## [DATA PROVIDED]
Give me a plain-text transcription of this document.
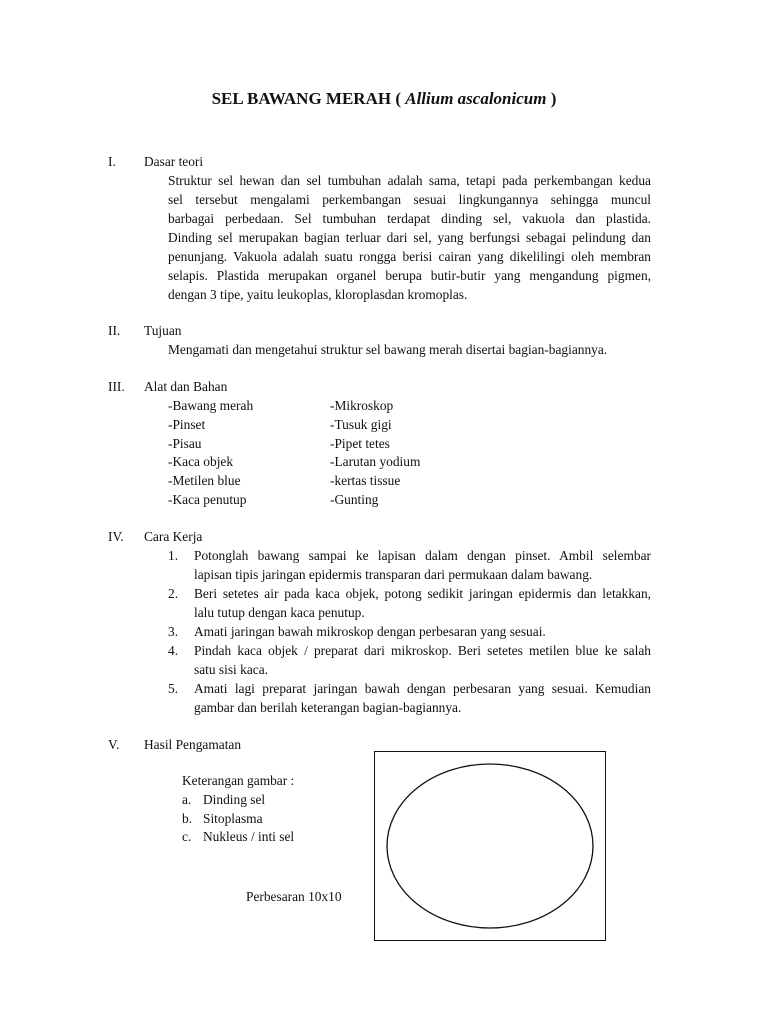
SEL BAWANG MERAH ( Allium ascalonicum )
I. Dasar teori

Struktur sel hewan dan sel tumbuhan adalah sama, tetapi pada perkembangan kedua

sel tersebut mengalami perkembangan sesuai lingkungannya sehingga muncul

barbagai perbedaan. Sel tumbuhan terdapat dinding sel, vakuola dan plastida.

Dinding sel merupakan bagian terluar dari sel, yang berfungsi sebagai pelindung dan

penunjang. Vakuola adalah suatu rongga berisi cairan yang dikelilingi oleh membran

selapis. Plastida merupakan organel berupa butir-butir yang mengandung pigmen,

dengan 3 tipe, yaitu leukoplas, kloroplasdan kromoplas.

II. Tujuan

Mengamati dan mengetahui struktur sel bawang merah disertai bagian-bagiannya.

III. Alat dan Bahan
-Bawang merah	-Mikroskop
-Pinset	-Tusuk gigi
-Pisau	-Pipet tetes
-Kaca objek	-Larutan yodium
-Metilen blue	-kertas tissue
-Kaca penutup	-Gunting
IV. Cara Kerja
1. Potonglah bawang sampai ke lapisan dalam dengan pinset. Ambil selembar
lapisan tipis jaringan epidermis transparan dari permukaan dalam bawang.
2. Beri setetes air pada kaca objek, potong sedikit jaringan epidermis dan letakkan,
lalu tutup dengan kaca penutup.
3. Amati jaringan bawah mikroskop dengan perbesaran yang sesuai.
4. Pindah kaca objek / preparat dari mikroskop. Beri setetes metilen blue ke salah
satu sisi kaca.
5. Amati lagi preparat jaringan bawah dengan perbesaran yang sesuai. Kemudian
gambar dan berilah keterangan bagian-bagiannya.
V. Hasil Pengamatan
Keterangan gambar :
a. Dinding sel
b. Sitoplasma
c. Nukleus / inti sel
Perbesaran 10x10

## [THE TASK]
For each line of the entries that includes "bawah", show that line.

## [COMPLETED TASK]
3. Amati jaringan bawah mikroskop dengan perbesaran yang sesuai.
5. Amati lagi preparat jaringan bawah dengan perbesaran yang sesuai. Kemudian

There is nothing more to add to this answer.